DOKUMEN:
※

Perusak Akidah yang Mengurangi Keimanan dan Tidak Menyebabkan Kafir

Dan termasuk kebid'ahan yaitu apa yang dipercayai oleh sebagian masyarakat jahiliyyah di bulan Safar bahwa dia tidak akan bepergian pada bulan tersebut, dan meyakini bahwa di dalamnya terdapat binatang yang disebut “Safar” yang dapat menyebabkan sakit perut,  mereka meyakini Safar sebagai bulan yang sial. Anggapan seperti ini termasuk kebodohan dan kesesatan.

Maka sungguh Nabi shallallahu 'alaihi wasallam bersabda:
لا عدوى ولا طيرة
“Tidak ada penularan penyakit (dengan sendirinya), tidak ada tiyaroh (mengkaitkan nasib buruk dengan apa yang dilihat atau didengar)” (HR Bukhari no.5776 dan Muslim no.2224 dari Anas radhiyallahu anhu).

Sungguh, dengan meyakini adanya penularan penyakit dengan sendirinya, meyakini sial tanpa dalil dan mengaitkan keselamatan atau  musibah tanpa dalil semuanya termasuk perkara jahiliyyah yang dapat merusak agama.

Barangsiapa yang mengklaim bahwa ada penularan penyakit dengan sendirinya maka ini termasuk kebatilan, penularan tidak terjadi dengan sendirinya, akan tetapi Allahlah yang menjadikan penularan sebagai sebab adanya penyakit pada orang yang sehat, bukan penyakit itu sendiri yang menularkan, maka tatkala sebagian orang Arab mendengar hadist Nabi
لاعدوى
"tidak ada penyakit menular dengan sendirinya"

※

Entri tersimpan
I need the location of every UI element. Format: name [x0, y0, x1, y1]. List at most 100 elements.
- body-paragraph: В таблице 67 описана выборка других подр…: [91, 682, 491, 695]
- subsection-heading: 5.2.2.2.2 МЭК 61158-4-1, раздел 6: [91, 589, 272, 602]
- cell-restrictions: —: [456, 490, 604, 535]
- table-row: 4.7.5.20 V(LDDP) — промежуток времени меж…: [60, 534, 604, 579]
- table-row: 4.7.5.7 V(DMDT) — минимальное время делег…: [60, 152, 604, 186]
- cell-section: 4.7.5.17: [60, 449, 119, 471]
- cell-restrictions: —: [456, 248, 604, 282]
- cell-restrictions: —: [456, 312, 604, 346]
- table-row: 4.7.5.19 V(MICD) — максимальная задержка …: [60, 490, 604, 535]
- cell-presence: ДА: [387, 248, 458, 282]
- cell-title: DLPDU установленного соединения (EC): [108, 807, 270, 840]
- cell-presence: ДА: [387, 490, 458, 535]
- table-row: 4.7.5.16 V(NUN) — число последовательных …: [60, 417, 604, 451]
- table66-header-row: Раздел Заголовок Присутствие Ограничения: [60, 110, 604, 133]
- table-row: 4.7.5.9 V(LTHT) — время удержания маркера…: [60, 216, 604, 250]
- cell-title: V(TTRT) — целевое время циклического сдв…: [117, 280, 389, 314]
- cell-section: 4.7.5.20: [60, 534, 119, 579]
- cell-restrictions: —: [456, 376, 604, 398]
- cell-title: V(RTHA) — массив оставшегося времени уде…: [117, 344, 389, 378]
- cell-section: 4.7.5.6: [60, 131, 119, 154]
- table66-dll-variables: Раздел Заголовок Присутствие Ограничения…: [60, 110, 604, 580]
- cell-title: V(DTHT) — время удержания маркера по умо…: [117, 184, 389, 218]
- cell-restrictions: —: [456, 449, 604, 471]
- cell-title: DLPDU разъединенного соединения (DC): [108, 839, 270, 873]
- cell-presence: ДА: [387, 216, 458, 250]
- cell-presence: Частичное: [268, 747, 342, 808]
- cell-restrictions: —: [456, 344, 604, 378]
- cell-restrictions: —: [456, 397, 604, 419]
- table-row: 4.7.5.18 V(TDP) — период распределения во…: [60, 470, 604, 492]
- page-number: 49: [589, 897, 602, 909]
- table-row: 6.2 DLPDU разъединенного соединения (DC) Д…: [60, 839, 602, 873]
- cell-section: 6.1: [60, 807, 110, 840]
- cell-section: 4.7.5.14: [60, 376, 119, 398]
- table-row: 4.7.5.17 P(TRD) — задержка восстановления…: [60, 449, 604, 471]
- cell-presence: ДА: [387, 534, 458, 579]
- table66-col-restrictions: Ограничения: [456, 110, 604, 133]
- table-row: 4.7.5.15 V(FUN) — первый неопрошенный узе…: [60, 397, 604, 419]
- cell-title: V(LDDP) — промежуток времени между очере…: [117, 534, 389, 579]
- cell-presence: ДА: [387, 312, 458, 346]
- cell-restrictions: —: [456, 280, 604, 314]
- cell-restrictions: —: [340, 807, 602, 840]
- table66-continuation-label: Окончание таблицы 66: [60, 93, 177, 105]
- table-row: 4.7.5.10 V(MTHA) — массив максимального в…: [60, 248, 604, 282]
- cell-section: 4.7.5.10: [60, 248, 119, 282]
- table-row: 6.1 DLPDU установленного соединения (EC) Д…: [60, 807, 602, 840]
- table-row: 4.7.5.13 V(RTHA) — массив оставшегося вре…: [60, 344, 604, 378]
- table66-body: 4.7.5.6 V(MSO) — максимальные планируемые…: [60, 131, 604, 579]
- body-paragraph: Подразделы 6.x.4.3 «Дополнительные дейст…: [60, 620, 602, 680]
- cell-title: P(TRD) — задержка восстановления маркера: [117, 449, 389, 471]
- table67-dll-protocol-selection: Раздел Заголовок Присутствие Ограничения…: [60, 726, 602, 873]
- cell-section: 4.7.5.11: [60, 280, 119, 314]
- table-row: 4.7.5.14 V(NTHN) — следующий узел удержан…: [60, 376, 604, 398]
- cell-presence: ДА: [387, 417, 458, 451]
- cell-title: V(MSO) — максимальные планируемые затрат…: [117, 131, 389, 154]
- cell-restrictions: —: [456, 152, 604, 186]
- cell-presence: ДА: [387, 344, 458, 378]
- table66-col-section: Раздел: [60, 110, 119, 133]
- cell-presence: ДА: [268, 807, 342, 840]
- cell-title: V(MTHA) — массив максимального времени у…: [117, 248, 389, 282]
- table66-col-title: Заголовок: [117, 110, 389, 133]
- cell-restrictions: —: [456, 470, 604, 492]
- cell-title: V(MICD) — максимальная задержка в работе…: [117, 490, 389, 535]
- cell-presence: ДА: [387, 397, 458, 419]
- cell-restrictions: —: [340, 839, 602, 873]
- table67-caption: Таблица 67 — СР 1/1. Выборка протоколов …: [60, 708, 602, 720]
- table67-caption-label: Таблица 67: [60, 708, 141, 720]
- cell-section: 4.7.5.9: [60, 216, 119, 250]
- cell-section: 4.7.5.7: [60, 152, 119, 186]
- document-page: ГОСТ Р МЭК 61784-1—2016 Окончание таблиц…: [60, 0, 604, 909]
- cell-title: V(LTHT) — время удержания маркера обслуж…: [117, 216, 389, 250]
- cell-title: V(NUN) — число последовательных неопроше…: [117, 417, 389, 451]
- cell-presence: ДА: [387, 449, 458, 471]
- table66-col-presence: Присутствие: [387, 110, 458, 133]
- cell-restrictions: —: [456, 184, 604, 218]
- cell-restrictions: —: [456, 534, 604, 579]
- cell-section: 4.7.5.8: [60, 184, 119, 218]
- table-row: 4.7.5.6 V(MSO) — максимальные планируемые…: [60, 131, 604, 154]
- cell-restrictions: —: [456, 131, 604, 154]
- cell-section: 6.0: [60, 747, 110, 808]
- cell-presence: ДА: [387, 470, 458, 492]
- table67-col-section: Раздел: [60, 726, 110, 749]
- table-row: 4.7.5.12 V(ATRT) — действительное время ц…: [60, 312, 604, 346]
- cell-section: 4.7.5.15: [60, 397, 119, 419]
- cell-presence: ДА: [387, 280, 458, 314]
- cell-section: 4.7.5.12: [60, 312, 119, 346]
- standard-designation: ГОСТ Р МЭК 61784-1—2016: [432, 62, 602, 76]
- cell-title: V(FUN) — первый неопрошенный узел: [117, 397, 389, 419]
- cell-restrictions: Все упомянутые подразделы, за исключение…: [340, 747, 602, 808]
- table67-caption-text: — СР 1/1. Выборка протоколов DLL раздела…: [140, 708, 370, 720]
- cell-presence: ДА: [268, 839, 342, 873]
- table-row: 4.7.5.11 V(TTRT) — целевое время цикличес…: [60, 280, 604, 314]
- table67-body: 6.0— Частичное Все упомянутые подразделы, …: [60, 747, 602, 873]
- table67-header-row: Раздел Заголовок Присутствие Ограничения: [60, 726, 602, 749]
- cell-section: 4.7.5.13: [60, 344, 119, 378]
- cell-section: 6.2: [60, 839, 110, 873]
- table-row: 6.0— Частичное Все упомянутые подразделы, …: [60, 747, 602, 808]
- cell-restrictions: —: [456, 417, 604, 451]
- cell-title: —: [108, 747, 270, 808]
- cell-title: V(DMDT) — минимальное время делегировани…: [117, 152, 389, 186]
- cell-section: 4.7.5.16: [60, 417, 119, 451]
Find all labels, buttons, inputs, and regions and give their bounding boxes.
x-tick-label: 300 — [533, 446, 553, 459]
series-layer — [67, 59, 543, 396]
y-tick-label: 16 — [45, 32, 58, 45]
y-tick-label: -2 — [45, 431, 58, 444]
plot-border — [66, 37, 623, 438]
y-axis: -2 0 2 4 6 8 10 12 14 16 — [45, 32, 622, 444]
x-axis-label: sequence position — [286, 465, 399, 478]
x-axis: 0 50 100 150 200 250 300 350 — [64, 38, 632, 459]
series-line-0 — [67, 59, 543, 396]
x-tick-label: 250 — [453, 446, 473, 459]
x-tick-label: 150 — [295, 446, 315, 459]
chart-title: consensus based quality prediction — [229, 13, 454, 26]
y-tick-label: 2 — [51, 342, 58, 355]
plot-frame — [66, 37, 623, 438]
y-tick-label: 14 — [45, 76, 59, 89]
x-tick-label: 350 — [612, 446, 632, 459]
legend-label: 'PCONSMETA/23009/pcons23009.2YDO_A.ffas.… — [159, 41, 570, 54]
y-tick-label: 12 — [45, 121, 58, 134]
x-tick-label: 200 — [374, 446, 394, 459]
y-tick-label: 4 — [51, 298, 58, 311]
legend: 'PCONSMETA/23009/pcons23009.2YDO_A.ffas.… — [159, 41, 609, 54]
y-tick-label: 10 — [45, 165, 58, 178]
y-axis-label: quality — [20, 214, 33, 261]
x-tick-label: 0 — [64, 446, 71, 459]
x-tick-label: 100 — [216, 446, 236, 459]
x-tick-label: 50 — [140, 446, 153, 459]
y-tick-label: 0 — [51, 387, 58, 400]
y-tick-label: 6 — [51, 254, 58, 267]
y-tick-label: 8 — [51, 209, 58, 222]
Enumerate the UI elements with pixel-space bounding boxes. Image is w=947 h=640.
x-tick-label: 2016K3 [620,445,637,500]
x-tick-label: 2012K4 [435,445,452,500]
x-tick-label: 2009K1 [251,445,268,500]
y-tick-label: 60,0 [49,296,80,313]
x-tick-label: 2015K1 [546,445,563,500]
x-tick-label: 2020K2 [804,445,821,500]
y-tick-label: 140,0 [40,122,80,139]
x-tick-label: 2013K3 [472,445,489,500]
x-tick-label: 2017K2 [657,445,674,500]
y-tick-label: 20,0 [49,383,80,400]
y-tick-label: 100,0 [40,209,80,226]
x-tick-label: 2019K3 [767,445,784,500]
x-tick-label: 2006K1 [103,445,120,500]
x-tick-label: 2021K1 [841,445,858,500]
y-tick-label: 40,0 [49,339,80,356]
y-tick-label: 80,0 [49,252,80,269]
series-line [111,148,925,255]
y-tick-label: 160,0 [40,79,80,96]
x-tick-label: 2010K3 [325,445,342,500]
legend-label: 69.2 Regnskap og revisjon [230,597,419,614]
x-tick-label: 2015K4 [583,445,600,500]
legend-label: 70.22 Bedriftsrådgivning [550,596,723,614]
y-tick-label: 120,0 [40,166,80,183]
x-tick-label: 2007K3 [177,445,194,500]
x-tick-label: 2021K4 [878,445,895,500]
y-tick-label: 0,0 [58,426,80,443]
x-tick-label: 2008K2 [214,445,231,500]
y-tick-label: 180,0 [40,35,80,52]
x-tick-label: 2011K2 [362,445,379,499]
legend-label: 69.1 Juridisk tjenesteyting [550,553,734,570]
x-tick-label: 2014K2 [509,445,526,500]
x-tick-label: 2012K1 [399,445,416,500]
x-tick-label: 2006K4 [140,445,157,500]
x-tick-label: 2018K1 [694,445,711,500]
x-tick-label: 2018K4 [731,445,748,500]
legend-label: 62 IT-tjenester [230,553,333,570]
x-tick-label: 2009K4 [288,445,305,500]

※

YANG PERLU DIKERJAKAN:
1/ Menurut dokumen, binatang yang disebut "Safar" diyakini dapat menyebabkan apa?
2/ Tulis ulang baris data, mulai dari baris data pertama sampai baris yang memuat "- cell-presence: Частичное: [268, 747, 342, 808]". Ganti "cell-restrictions" dengan "cell-constraints", dan biarkan bagian lainnya tetap sama.
Baris-baris data ini sama sekali tidak berkaitan dengan dokumen.

HASIL TIAP TUGAS:
1/ Sakit perut.

2/
I need the location of every UI element. Format: name [x0, y0, x1, y1]. List at most 100 elements.
- body-paragraph: В таблице 67 описана выборка других подр…: [91, 682, 491, 695]
- subsection-heading: 5.2.2.2.2 МЭК 61158-4-1, раздел 6: [91, 589, 272, 602]
- cell-constraints: —: [456, 490, 604, 535]
- table-row: 4.7.5.20 V(LDDP) — промежуток времени меж…: [60, 534, 604, 579]
- table-row: 4.7.5.7 V(DMDT) — минимальное время делег…: [60, 152, 604, 186]
- cell-section: 4.7.5.17: [60, 449, 119, 471]
- cell-constraints: —: [456, 248, 604, 282]
- cell-constraints: —: [456, 312, 604, 346]
- table-row: 4.7.5.19 V(MICD) — максимальная задержка …: [60, 490, 604, 535]
- cell-presence: ДА: [387, 248, 458, 282]
- cell-title: DLPDU установленного соединения (EC): [108, 807, 270, 840]
- cell-presence: ДА: [387, 490, 458, 535]
- table-row: 4.7.5.16 V(NUN) — число последовательных …: [60, 417, 604, 451]
- table66-header-row: Раздел Заголовок Присутствие Ограничения: [60, 110, 604, 133]
- table-row: 4.7.5.9 V(LTHT) — время удержания маркера…: [60, 216, 604, 250]
- cell-title: V(TTRT) — целевое время циклического сдв…: [117, 280, 389, 314]
- cell-section: 4.7.5.20: [60, 534, 119, 579]
- cell-constraints: —: [456, 376, 604, 398]
- cell-title: V(RTHA) — массив оставшегося времени уде…: [117, 344, 389, 378]
- cell-section: 4.7.5.6: [60, 131, 119, 154]
- table66-dll-variables: Раздел Заголовок Присутствие Ограничения…: [60, 110, 604, 580]
- cell-title: V(DTHT) — время удержания маркера по умо…: [117, 184, 389, 218]
- cell-constraints: —: [456, 449, 604, 471]
- cell-title: DLPDU разъединенного соединения (DC): [108, 839, 270, 873]
- cell-presence: ДА: [387, 216, 458, 250]
- cell-presence: Частичное: [268, 747, 342, 808]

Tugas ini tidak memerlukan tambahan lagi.